■ **PROBLEM REQUIREMENTS**
Determine how many lines contain the string "payload". Reply with that figure and nothing else.

╔══

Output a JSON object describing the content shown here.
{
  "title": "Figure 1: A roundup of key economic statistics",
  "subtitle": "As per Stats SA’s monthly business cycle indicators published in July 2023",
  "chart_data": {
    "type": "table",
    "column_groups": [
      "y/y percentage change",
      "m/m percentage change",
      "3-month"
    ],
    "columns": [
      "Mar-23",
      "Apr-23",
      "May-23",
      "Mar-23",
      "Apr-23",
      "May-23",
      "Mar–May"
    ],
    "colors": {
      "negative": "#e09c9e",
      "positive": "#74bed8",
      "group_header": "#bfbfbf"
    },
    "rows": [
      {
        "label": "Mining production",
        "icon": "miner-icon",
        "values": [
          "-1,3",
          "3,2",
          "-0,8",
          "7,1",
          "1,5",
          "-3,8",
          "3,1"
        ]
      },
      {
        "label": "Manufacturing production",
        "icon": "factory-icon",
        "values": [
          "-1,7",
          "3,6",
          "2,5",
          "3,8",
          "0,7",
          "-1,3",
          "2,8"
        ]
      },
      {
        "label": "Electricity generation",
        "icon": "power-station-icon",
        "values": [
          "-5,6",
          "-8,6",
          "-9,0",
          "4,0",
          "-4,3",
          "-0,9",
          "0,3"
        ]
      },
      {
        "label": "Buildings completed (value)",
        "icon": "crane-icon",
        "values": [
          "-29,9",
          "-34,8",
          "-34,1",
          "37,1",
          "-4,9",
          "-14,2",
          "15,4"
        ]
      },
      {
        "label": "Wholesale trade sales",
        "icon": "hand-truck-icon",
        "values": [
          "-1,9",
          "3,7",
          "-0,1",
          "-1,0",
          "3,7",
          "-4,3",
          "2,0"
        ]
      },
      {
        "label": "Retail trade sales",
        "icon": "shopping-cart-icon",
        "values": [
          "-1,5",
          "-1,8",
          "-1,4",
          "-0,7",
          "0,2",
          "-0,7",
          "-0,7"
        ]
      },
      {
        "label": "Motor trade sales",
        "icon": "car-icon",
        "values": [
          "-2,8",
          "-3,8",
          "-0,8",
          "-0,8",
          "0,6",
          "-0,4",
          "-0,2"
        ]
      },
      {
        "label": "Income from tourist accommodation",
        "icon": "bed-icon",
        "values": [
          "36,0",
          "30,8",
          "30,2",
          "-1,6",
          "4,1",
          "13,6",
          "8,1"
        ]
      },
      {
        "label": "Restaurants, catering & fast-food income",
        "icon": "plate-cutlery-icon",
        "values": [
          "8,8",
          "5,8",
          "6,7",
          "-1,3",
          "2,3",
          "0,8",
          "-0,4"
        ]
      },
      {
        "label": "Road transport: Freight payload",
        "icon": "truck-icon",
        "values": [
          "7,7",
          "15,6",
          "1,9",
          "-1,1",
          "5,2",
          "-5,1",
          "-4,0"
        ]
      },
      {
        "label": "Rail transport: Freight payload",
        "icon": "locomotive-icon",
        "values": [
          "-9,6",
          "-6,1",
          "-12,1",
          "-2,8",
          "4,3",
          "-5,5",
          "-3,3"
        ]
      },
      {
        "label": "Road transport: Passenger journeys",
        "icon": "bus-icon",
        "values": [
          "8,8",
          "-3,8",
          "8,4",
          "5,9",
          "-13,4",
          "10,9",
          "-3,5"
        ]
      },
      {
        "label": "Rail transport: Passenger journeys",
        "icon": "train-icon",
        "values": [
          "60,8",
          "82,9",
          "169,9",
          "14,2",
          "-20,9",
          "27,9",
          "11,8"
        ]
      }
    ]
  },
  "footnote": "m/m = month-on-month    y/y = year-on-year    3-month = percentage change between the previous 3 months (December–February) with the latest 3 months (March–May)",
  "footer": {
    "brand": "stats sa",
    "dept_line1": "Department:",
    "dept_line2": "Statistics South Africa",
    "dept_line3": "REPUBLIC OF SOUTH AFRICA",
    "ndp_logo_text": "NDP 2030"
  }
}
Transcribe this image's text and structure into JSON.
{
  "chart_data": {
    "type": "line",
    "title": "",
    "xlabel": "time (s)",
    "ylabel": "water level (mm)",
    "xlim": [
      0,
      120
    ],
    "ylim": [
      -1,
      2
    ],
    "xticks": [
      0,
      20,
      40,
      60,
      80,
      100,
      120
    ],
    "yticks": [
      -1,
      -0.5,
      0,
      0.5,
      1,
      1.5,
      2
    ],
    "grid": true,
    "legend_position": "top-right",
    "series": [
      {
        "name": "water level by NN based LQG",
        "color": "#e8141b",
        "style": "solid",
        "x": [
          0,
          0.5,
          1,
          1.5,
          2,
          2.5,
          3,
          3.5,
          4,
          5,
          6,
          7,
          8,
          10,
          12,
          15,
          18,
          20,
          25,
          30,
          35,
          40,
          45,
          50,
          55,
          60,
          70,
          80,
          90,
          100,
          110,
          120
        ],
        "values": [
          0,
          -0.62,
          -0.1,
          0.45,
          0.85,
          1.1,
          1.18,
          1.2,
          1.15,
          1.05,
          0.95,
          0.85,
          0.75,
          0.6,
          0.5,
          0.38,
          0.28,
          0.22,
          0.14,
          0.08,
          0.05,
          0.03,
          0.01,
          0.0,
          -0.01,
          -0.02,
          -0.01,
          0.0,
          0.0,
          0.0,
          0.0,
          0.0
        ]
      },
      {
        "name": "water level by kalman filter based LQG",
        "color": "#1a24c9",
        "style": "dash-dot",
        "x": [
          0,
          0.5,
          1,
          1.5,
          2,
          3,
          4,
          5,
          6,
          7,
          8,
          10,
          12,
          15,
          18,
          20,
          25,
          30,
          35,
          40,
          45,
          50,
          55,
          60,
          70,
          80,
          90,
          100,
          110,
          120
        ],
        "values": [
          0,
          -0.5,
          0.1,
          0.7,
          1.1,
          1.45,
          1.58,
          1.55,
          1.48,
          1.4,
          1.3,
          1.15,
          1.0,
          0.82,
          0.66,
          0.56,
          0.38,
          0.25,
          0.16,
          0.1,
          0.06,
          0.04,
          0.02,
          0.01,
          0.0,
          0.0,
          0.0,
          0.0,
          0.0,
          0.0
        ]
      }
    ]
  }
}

╚══

■ **CORRECT ANSWER**
2